In the listing below, locate the lines that hold the string "проводят". Copy those lines.

□ □ □ □ □ □ □

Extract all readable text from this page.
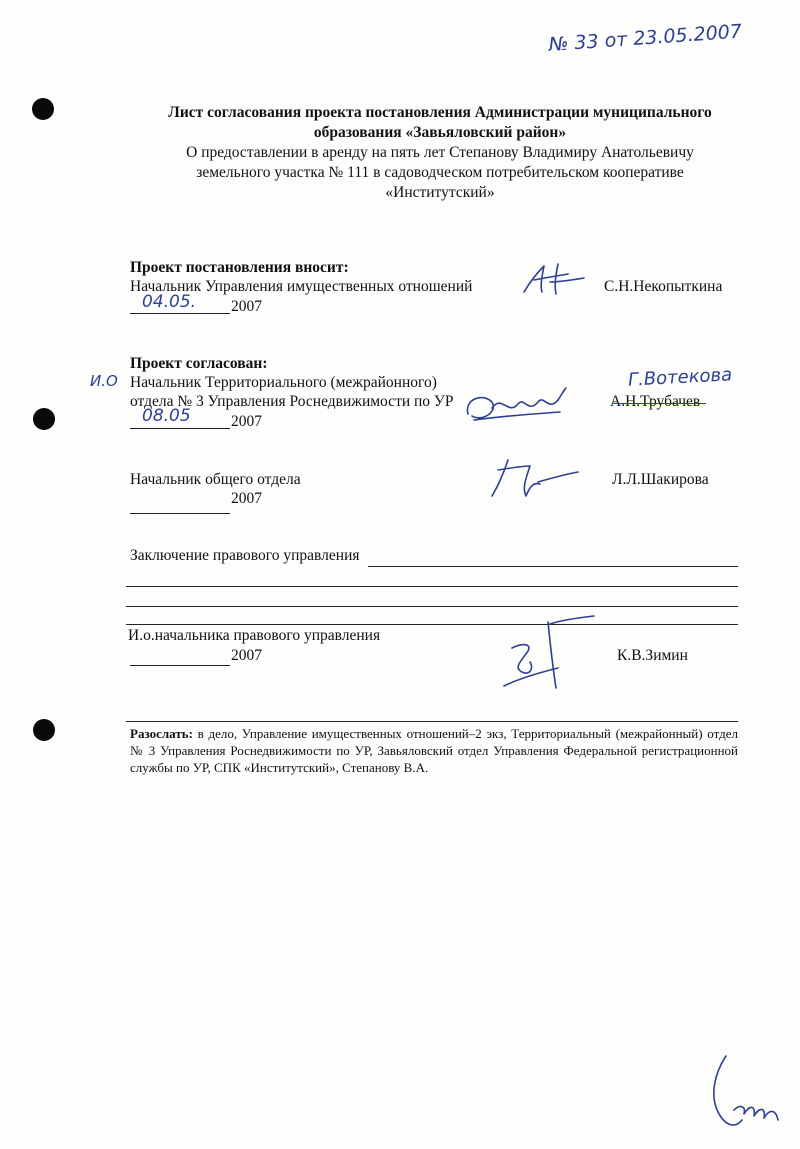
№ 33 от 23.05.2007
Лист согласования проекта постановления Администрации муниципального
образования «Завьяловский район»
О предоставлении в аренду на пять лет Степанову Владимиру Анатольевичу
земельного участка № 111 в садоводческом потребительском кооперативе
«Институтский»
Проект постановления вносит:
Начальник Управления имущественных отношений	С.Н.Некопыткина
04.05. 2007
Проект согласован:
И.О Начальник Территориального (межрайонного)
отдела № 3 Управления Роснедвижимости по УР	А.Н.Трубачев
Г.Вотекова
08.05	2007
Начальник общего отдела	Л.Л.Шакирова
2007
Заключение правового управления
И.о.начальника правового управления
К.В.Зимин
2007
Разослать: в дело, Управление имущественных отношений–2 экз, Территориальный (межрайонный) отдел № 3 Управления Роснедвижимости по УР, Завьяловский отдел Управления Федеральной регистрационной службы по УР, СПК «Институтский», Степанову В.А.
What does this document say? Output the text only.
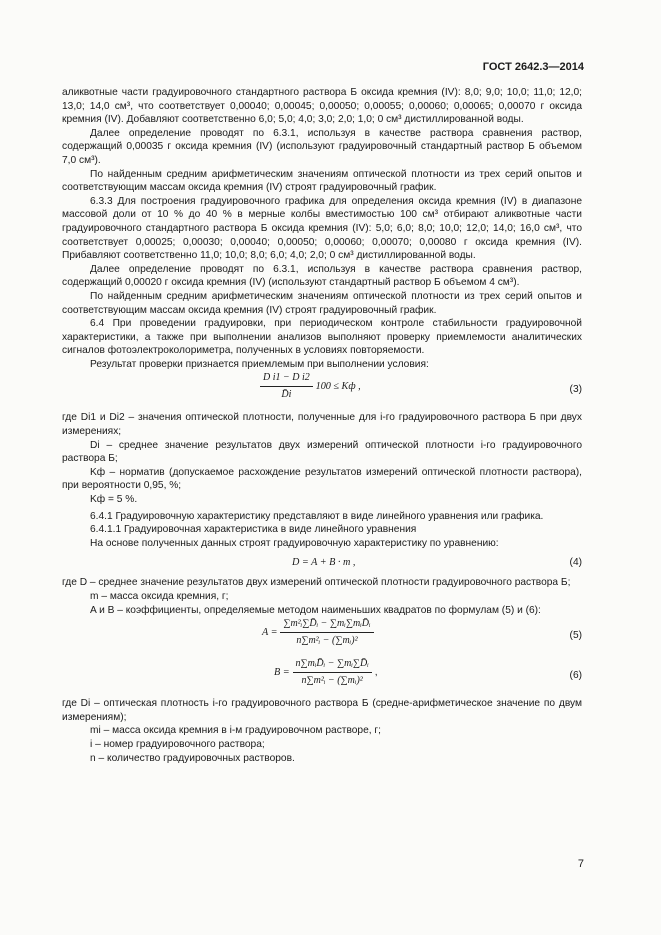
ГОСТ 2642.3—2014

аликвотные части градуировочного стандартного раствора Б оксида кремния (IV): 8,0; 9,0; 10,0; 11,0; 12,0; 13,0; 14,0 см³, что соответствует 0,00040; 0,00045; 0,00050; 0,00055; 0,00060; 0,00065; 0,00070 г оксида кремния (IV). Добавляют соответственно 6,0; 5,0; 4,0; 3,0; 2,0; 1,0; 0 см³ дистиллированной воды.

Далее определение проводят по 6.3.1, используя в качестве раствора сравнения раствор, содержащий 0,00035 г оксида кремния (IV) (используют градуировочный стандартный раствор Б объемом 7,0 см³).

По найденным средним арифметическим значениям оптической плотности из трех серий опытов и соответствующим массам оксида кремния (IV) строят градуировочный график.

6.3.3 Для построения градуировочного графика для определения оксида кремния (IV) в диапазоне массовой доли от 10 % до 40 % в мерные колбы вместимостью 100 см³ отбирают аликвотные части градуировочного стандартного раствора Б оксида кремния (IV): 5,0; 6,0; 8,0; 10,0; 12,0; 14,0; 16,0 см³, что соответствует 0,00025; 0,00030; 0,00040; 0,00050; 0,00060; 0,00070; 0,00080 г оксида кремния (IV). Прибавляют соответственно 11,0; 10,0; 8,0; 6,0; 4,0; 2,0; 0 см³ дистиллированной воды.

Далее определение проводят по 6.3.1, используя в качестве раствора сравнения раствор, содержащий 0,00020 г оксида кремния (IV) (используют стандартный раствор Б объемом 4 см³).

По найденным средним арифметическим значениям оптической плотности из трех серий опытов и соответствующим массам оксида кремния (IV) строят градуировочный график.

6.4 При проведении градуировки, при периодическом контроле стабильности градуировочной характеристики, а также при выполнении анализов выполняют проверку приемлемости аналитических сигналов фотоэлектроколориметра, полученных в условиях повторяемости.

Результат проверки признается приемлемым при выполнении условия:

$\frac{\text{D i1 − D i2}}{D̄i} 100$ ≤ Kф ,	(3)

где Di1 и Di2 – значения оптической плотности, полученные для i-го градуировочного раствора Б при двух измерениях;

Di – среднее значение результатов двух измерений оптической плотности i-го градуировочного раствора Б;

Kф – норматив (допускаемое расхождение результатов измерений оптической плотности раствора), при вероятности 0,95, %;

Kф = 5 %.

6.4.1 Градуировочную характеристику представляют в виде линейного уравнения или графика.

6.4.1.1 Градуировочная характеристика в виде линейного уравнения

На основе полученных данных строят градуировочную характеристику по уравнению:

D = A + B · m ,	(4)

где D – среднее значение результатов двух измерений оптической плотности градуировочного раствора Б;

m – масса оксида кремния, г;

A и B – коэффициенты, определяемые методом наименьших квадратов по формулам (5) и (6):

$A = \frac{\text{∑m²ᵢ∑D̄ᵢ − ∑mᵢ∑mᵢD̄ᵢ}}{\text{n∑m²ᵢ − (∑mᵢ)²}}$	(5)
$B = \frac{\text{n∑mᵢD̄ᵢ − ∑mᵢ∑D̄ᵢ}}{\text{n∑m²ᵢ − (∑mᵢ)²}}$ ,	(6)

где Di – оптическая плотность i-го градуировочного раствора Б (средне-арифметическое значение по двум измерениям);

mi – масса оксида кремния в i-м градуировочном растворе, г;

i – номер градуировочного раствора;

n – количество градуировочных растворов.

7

□ □ □ □ □ □ □

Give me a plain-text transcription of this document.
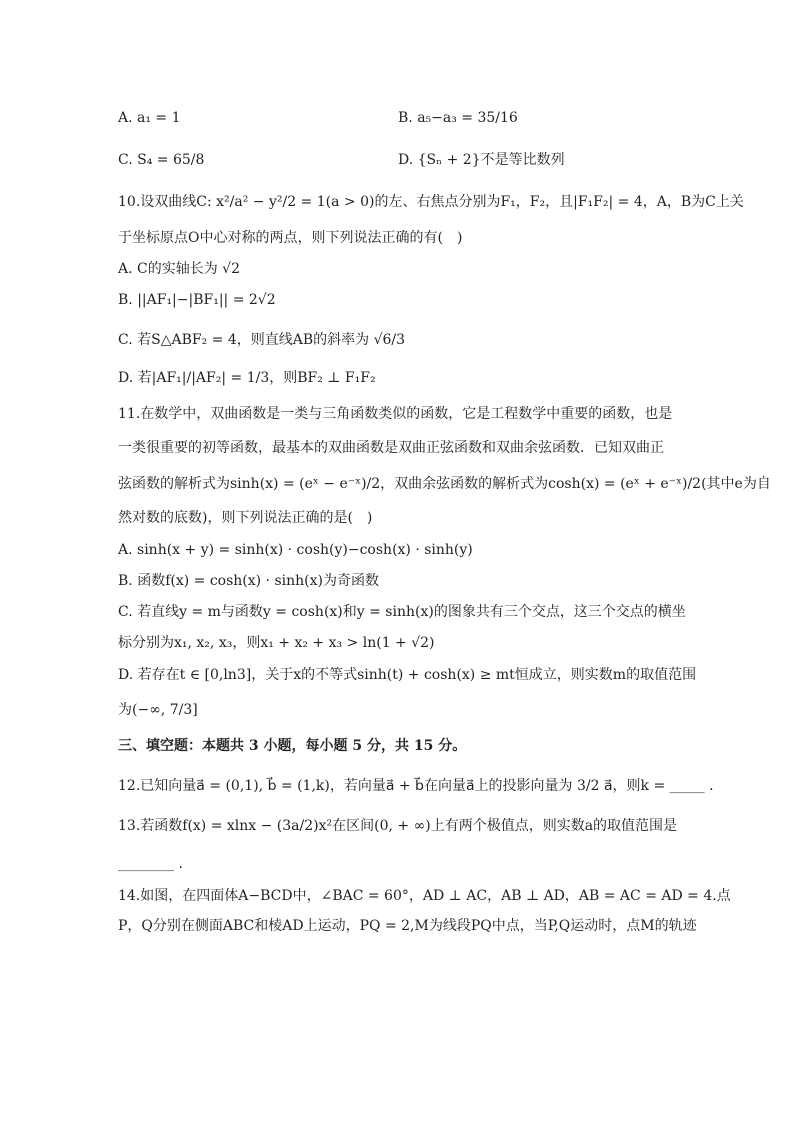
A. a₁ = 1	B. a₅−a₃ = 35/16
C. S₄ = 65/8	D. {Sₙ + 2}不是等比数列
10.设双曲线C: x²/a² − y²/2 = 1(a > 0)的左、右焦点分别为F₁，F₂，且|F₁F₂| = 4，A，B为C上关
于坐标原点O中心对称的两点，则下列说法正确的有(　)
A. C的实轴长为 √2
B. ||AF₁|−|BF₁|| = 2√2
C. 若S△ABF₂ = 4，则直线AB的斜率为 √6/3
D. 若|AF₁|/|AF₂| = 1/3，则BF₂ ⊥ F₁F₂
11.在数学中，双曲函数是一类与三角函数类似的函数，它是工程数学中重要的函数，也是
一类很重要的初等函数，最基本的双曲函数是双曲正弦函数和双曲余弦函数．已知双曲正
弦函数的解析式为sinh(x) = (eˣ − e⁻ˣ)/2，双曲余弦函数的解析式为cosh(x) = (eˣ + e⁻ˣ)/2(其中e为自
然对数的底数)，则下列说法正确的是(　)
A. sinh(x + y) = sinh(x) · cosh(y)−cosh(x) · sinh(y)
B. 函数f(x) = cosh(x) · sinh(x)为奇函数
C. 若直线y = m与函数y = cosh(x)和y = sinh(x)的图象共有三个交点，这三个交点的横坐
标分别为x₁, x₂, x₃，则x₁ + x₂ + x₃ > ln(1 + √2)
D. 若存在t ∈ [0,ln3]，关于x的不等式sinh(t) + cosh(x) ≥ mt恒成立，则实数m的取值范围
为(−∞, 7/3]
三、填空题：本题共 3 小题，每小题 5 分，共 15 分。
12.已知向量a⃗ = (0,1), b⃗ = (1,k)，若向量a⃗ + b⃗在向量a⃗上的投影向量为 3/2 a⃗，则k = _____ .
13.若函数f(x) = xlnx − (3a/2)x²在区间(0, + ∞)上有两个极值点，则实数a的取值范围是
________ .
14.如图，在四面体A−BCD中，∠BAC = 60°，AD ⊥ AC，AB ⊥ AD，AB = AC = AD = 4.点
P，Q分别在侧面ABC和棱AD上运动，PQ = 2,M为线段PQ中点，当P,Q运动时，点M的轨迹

□ □ □ □ □ □ □

→ FINISHED TASK:
Далее определение проводят по 6.3.1, используя в качестве раствора сравнения раствор, содержащий 0,00035 г оксида кремния (IV) (используют градуировочный стандартный раствор Б объемом 7,0 см³).
Далее определение проводят по 6.3.1, используя в качестве раствора сравнения раствор, содержащий 0,00020 г оксида кремния (IV) (используют стандартный раствор Б объемом 4 см³).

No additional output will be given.